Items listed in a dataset
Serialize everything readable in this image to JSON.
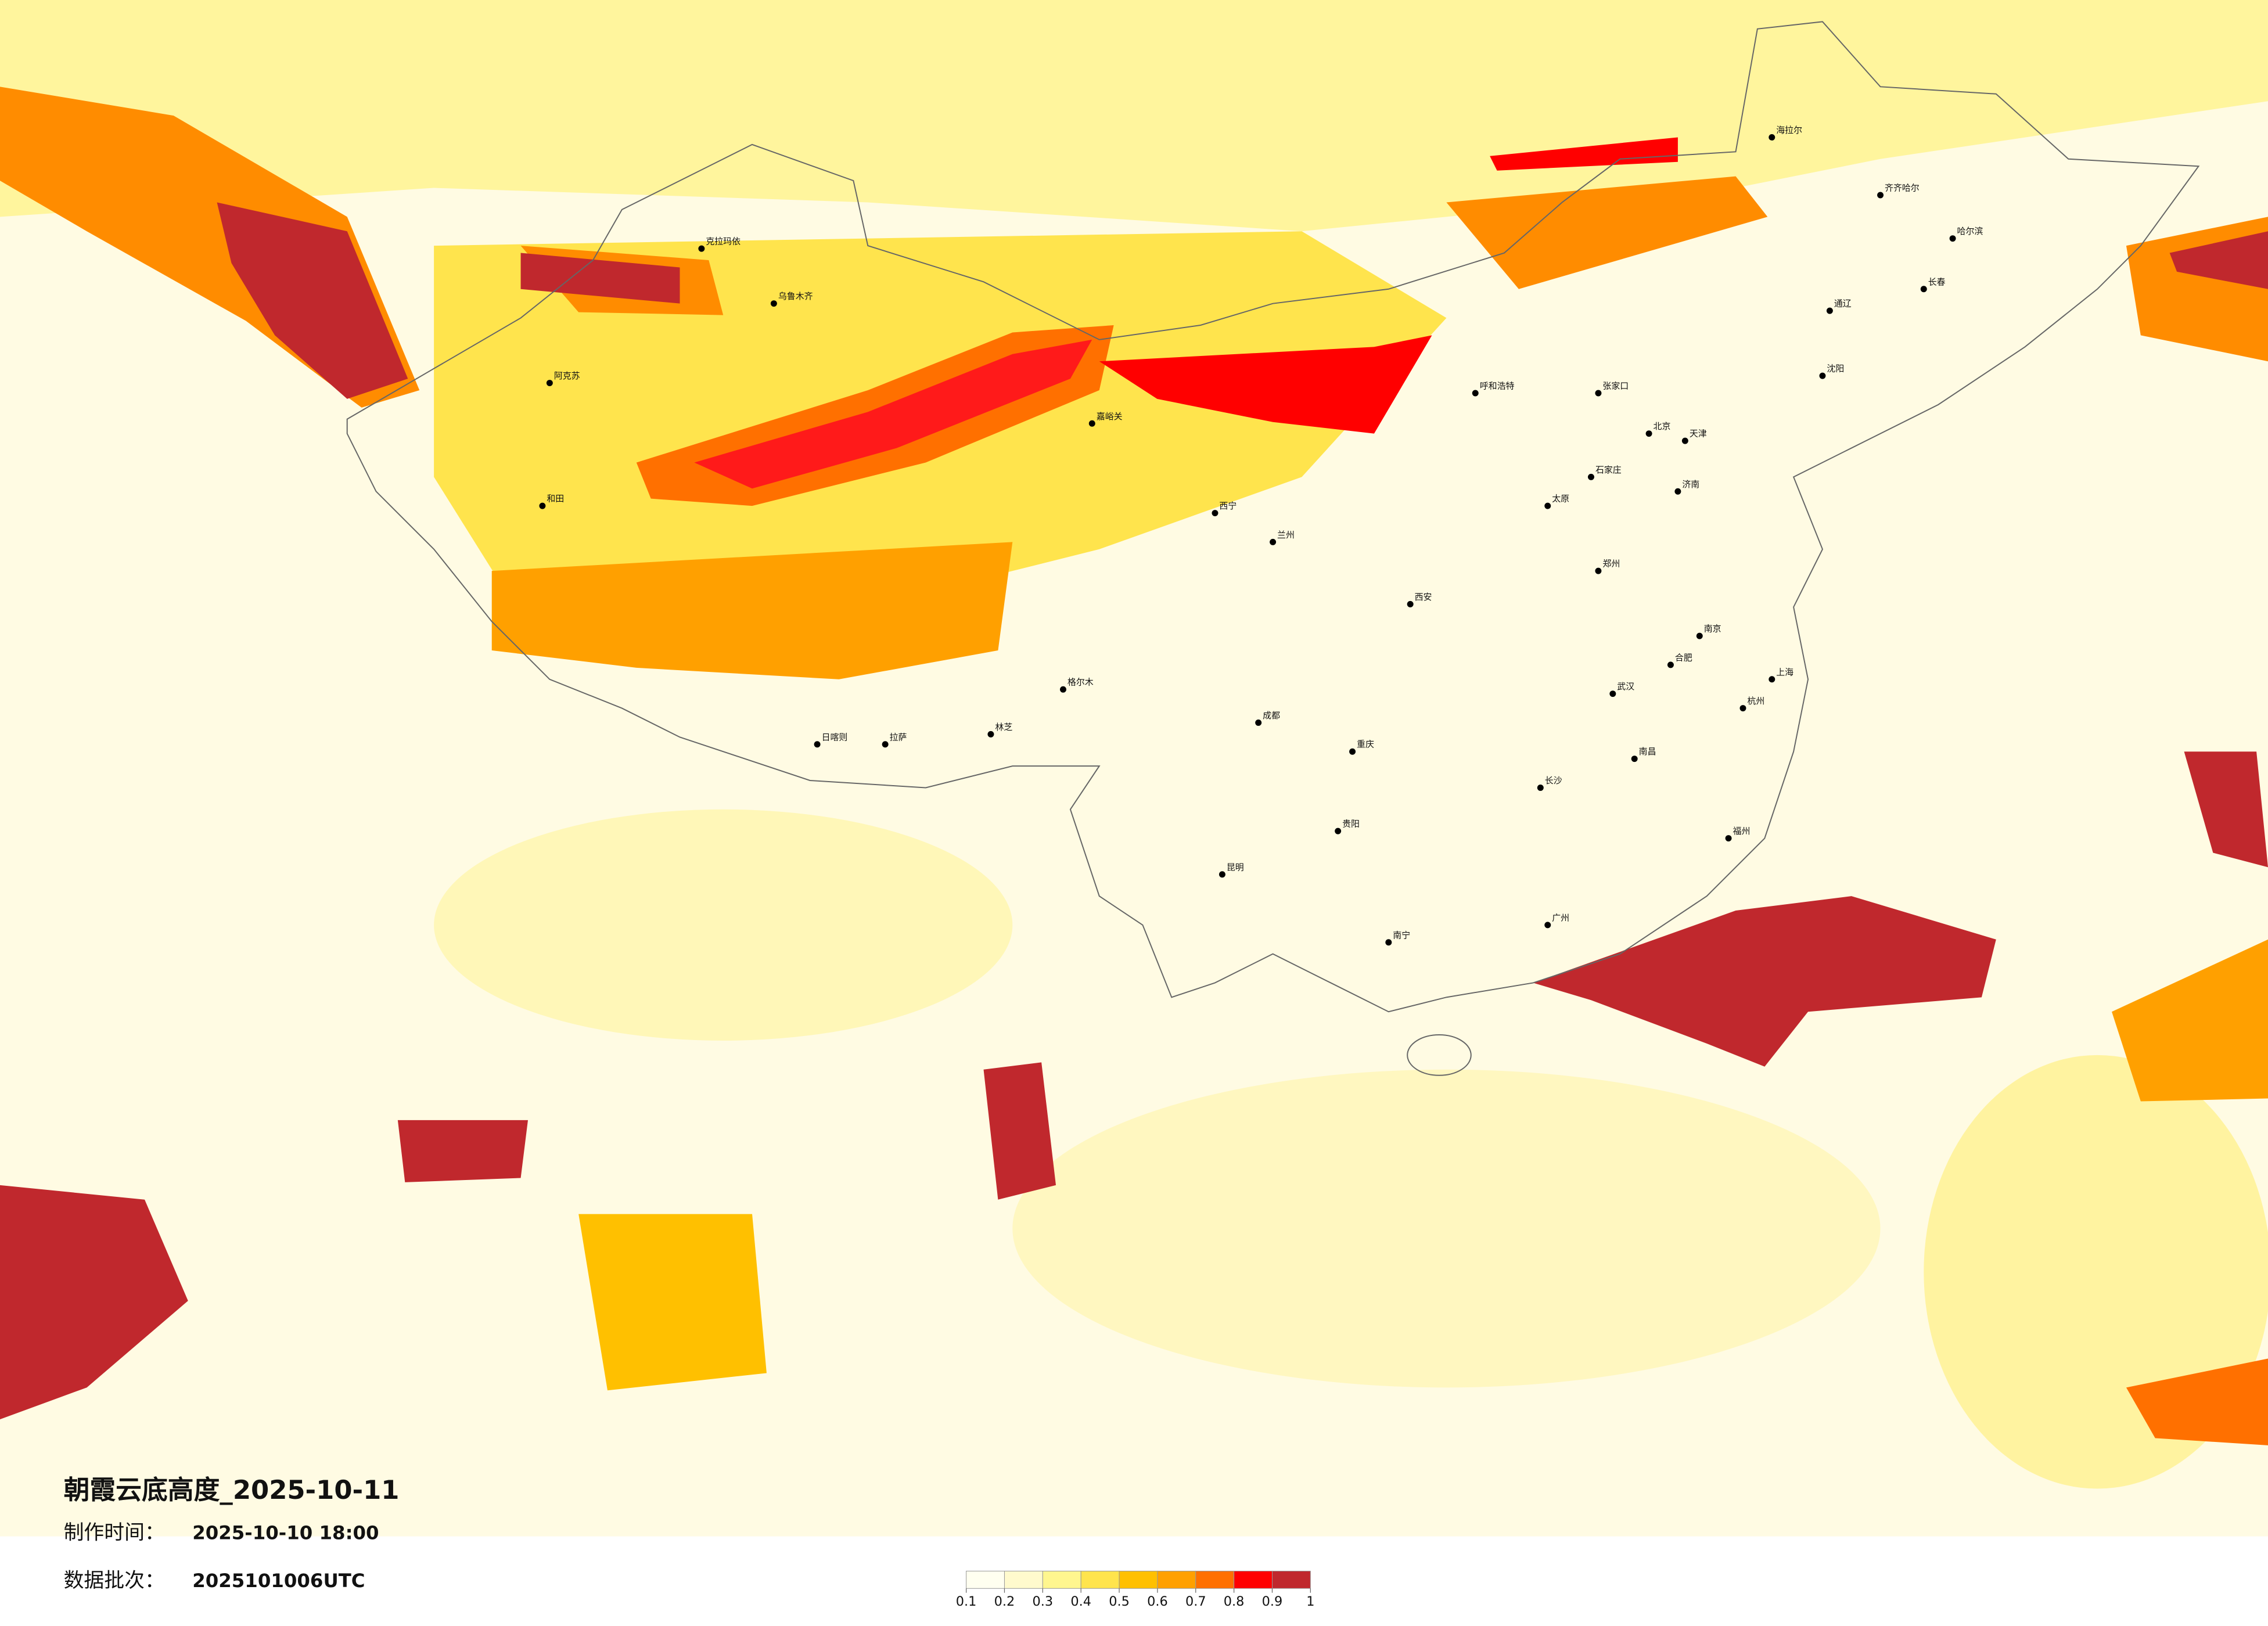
{
  "title": "朝霞云底高度_2025-10-11",
  "made_label": "制作时间：",
  "made_time": "2025-10-10 18:00",
  "batch_label": "数据批次：",
  "batch": "2025101006UTC",
  "legend": {
    "colors": [
      "#fffff0",
      "#fffacd",
      "#fff68f",
      "#ffe44d",
      "#ffc000",
      "#ffa000",
      "#ff7000",
      "#ff0000",
      "#c0282d"
    ],
    "ticks": [
      0.1,
      0.2,
      0.3,
      0.4,
      0.5,
      0.6,
      0.7,
      0.8,
      0.9,
      1
    ]
  },
  "cities": [
    "阿克苏",
    "和田",
    "克拉玛依",
    "乌鲁木齐",
    "嘉峪关",
    "格尔木",
    "拉萨",
    "日喀则",
    "林芝",
    "西宁",
    "兰州",
    "呼和浩特",
    "张家口",
    "石家庄",
    "太原",
    "郑州",
    "西安",
    "成都",
    "重庆",
    "贵阳",
    "昆明",
    "南宁",
    "广州",
    "长沙",
    "武汉",
    "南京",
    "上海",
    "杭州",
    "福州",
    "南昌",
    "合肥",
    "济南",
    "北京",
    "天津",
    "沈阳",
    "长春",
    "哈尔滨",
    "海拉尔",
    "齐齐哈尔",
    "通辽"
  ]
}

### What you have to do
Leave out the pictures and copy everything else in the records word for word.

### Exercise solution
Serialize everything readable in this image to JSON.
{
  "title": "朝霞云底高度_2025-10-11",
  "made_label": "制作时间：",
  "made_time": "2025-10-10 18:00",
  "batch_label": "数据批次：",
  "batch": "2025101006UTC",
  "legend": {
    "colors": [
      "#fffff0",
      "#fffacd",
      "#fff68f",
      "#ffe44d",
      "#ffc000",
      "#ffa000",
      "#ff7000",
      "#ff0000",
      "#c0282d"
    ],
    "ticks": [
      0.1,
      0.2,
      0.3,
      0.4,
      0.5,
      0.6,
      0.7,
      0.8,
      0.9,
      1
    ]
  },
  "cities": [
    "阿克苏",
    "和田",
    "克拉玛依",
    "乌鲁木齐",
    "嘉峪关",
    "格尔木",
    "拉萨",
    "日喀则",
    "林芝",
    "西宁",
    "兰州",
    "呼和浩特",
    "张家口",
    "石家庄",
    "太原",
    "郑州",
    "西安",
    "成都",
    "重庆",
    "贵阳",
    "昆明",
    "南宁",
    "广州",
    "长沙",
    "武汉",
    "南京",
    "上海",
    "杭州",
    "福州",
    "南昌",
    "合肥",
    "济南",
    "北京",
    "天津",
    "沈阳",
    "长春",
    "哈尔滨",
    "海拉尔",
    "齐齐哈尔",
    "通辽"
  ]
}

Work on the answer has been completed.